[Data records]
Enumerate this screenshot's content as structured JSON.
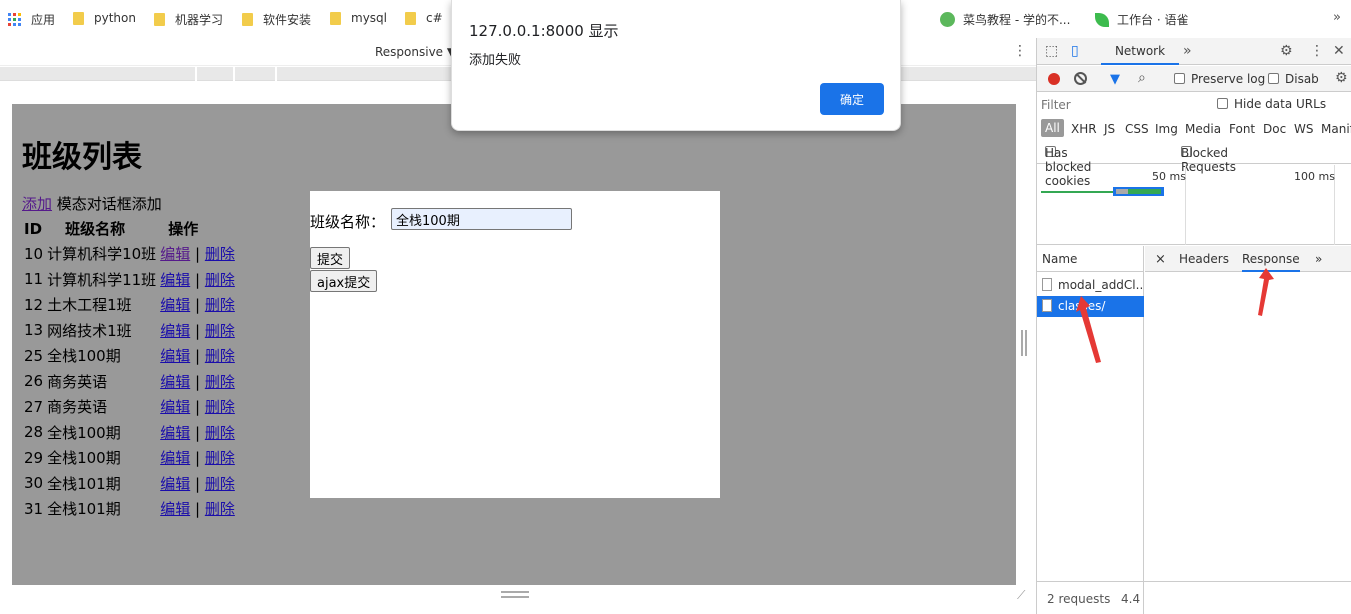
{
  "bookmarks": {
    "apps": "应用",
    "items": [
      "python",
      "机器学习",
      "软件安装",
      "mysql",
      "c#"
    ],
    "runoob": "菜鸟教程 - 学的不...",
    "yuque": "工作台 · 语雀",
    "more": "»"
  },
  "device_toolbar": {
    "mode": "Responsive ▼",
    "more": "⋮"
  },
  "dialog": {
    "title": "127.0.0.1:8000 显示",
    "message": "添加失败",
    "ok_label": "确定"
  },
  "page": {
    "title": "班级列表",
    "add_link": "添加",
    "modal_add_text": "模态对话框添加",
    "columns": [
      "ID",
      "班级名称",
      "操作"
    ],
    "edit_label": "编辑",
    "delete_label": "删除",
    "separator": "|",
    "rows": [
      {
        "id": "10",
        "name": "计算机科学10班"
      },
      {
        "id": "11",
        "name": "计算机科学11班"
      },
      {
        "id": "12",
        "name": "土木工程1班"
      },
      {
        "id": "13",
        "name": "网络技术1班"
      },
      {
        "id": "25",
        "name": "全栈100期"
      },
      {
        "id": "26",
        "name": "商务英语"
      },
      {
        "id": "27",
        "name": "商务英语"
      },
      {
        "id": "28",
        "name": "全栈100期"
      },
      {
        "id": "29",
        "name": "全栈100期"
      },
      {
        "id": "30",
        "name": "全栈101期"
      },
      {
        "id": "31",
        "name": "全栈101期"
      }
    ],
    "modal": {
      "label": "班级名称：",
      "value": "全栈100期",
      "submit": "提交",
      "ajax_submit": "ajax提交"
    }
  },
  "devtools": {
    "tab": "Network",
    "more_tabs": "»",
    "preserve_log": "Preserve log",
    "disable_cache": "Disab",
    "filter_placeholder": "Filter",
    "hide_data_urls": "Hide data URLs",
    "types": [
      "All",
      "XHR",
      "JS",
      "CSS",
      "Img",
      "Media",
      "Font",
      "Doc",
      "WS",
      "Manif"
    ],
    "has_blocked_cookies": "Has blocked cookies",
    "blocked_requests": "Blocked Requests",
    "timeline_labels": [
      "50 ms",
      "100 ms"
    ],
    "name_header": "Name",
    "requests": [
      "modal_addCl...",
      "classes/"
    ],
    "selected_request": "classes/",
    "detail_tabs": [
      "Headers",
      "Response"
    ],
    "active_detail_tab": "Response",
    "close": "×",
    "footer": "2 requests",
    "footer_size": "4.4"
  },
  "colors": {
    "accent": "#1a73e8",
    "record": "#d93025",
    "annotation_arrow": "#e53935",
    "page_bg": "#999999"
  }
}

==

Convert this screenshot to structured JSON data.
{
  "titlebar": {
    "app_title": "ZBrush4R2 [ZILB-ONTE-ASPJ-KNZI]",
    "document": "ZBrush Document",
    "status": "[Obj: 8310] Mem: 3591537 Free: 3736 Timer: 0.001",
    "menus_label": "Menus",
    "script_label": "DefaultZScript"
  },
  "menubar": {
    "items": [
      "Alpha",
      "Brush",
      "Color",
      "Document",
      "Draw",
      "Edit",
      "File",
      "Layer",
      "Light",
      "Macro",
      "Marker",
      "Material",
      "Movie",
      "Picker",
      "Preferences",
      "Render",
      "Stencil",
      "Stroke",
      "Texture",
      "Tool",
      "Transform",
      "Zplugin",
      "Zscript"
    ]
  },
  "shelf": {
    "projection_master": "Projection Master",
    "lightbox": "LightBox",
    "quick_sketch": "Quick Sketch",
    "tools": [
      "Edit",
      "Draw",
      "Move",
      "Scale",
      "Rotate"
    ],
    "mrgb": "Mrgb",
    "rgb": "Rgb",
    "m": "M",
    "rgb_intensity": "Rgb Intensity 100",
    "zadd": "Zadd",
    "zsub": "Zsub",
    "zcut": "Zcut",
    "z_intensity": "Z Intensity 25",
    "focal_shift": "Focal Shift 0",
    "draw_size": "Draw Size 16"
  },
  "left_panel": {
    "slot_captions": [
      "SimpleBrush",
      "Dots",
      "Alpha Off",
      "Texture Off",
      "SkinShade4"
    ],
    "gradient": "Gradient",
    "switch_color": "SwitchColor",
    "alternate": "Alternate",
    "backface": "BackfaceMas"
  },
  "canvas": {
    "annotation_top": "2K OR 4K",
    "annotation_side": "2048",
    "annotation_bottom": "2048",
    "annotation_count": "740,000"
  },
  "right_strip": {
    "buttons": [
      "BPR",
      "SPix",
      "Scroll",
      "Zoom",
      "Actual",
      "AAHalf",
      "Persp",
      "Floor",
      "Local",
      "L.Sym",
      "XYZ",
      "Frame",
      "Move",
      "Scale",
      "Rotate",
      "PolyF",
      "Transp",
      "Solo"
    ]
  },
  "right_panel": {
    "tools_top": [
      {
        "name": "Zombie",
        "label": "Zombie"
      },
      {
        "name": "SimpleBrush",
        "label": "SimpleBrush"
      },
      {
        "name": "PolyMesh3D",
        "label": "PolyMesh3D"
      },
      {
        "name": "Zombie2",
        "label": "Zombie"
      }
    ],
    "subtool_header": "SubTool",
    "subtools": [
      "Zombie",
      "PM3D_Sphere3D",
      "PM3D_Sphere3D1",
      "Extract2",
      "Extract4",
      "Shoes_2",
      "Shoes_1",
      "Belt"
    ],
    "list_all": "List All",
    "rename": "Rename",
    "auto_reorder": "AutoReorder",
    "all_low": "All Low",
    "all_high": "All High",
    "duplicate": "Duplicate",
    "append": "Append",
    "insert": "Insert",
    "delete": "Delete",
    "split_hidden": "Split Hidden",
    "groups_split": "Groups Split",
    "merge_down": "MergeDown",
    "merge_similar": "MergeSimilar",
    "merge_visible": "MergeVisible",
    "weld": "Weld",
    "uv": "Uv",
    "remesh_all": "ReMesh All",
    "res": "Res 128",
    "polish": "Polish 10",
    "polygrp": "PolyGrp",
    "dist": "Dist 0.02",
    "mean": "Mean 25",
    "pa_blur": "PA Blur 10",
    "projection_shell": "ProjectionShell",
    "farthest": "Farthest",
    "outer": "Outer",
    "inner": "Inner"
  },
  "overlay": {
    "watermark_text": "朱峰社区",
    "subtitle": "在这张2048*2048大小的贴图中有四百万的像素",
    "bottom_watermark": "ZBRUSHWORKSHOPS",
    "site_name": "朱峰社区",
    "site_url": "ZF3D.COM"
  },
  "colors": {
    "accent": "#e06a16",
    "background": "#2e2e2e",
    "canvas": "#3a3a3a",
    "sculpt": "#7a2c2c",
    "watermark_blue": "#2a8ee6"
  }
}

▶ [STATED EXERCISE]:
Select and copy every line of the material that holds the string "this".

▶ [IN RESPONSE]:
Enumerate this screenshot's content as structured JSON.
Convert this screenshot to structured JSON data.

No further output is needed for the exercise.